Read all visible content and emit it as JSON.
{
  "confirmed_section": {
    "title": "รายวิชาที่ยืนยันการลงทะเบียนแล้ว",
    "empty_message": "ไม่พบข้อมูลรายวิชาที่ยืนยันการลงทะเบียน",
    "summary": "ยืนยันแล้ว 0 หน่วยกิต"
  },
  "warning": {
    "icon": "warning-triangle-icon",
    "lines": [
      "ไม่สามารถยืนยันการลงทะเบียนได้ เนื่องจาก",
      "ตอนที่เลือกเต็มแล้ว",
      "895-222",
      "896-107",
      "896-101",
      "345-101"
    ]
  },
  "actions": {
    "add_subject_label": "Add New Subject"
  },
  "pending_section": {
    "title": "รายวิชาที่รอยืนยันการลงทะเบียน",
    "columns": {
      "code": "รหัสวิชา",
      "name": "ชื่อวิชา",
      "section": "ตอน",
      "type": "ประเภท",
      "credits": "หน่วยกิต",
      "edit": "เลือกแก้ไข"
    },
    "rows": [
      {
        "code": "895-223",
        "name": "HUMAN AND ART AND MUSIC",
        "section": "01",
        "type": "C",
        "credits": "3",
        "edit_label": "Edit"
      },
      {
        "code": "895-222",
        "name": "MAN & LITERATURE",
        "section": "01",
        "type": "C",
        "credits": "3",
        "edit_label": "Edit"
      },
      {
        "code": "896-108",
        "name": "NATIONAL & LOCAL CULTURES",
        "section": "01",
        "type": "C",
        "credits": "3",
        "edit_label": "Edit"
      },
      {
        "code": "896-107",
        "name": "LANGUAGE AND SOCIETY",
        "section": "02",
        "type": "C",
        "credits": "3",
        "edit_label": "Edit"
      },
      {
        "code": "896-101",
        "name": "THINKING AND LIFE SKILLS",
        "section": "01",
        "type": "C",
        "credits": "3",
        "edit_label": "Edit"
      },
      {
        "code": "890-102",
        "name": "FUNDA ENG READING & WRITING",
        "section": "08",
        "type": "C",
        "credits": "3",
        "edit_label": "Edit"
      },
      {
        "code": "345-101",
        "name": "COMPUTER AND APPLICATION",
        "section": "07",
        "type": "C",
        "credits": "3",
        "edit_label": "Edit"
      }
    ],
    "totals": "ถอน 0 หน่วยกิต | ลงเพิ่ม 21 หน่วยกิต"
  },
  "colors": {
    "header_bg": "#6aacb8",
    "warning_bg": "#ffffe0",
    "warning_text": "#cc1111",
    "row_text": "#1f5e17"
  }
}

........

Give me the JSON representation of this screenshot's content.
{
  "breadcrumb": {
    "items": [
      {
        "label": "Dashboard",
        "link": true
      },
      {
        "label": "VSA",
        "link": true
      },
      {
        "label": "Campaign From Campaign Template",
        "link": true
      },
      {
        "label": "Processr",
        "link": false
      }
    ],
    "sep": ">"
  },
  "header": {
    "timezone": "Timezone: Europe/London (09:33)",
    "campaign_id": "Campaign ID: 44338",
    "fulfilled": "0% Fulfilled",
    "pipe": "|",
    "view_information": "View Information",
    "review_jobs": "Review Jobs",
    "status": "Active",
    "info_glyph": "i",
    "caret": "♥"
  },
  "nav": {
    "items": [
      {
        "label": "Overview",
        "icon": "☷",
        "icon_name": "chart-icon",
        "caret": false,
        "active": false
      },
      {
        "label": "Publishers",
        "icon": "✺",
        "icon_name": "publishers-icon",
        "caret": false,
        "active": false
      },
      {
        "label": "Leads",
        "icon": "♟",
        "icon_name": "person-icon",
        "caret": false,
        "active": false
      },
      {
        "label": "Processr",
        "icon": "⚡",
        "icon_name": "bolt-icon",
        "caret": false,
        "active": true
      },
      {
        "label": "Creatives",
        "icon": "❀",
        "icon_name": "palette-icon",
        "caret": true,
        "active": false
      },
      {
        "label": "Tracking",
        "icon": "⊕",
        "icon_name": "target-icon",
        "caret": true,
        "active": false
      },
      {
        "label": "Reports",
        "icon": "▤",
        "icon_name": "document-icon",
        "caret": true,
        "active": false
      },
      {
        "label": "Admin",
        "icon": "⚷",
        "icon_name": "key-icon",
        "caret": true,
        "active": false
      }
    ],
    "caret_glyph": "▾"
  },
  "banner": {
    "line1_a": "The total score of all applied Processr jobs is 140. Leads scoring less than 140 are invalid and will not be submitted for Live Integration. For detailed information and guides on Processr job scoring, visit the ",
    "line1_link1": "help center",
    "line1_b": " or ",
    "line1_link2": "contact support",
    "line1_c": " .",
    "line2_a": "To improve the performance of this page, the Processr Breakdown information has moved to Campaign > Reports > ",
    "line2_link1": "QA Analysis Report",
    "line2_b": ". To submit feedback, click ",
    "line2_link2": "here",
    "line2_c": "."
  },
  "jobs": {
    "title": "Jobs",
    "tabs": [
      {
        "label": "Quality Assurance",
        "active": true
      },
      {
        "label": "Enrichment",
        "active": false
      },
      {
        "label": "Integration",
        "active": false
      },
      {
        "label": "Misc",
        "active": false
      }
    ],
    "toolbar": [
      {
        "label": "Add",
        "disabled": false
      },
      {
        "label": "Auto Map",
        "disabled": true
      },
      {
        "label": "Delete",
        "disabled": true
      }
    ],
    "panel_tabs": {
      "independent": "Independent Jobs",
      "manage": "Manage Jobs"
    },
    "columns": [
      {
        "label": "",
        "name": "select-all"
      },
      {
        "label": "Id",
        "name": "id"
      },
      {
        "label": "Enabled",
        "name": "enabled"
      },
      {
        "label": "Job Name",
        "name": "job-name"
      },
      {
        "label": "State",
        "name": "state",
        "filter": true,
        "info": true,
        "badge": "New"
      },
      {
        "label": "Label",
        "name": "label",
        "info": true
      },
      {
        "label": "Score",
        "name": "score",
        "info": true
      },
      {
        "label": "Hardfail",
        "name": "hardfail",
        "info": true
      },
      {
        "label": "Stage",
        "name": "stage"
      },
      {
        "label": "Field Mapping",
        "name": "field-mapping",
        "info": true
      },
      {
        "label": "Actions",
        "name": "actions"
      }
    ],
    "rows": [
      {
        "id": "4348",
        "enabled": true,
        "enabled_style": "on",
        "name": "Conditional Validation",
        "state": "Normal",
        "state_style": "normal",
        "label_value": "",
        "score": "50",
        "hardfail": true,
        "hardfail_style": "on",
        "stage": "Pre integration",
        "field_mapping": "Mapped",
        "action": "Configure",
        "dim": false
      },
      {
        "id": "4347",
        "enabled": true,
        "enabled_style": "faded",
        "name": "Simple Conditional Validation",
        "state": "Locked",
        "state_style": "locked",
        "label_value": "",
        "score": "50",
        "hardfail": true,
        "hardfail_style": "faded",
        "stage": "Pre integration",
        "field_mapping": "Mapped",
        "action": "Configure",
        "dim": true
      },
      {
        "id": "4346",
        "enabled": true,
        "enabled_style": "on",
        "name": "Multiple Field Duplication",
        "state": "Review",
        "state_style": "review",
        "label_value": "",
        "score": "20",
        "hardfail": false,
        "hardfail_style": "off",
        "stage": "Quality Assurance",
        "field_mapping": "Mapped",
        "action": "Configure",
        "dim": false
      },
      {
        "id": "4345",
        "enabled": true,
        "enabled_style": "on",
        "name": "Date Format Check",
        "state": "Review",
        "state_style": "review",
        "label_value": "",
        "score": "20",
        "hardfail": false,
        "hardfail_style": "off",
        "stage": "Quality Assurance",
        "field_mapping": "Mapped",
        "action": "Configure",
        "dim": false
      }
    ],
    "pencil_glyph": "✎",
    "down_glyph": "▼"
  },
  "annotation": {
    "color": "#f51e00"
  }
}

........

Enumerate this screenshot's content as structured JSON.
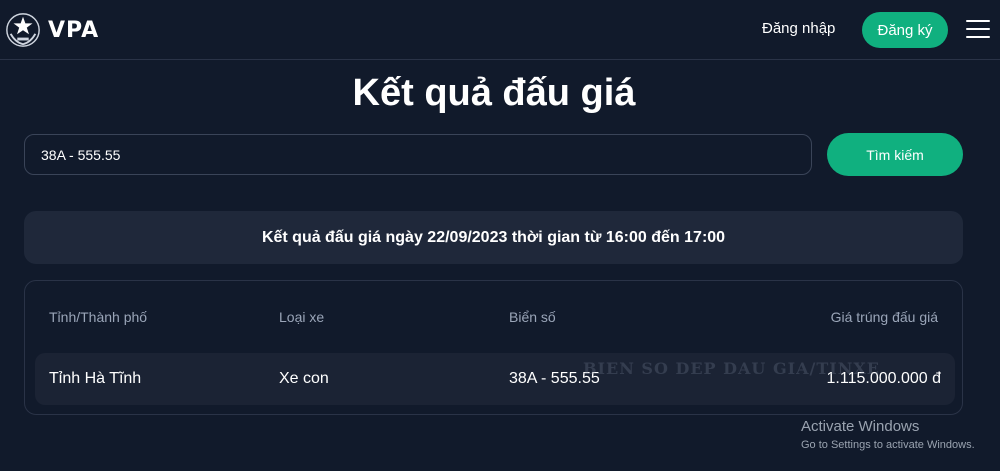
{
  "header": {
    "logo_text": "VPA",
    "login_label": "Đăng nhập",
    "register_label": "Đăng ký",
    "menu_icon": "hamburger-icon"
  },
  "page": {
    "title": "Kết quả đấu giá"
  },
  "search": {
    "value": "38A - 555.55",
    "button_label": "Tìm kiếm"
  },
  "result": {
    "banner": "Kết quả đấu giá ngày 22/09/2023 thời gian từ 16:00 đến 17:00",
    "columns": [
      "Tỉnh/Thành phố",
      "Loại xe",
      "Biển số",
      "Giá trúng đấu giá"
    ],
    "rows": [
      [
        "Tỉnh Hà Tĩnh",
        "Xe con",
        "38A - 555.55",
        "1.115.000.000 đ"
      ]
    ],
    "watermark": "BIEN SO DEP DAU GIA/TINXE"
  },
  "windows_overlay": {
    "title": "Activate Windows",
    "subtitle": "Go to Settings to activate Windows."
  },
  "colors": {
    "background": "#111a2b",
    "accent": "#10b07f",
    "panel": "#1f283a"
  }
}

........

YOUR INSTRUCTIONS:
Gather each line holding the string "screenshot".

COMPLETE OUTPUT:
Give me the JSON representation of this screenshot's content.
Enumerate this screenshot's content as structured JSON.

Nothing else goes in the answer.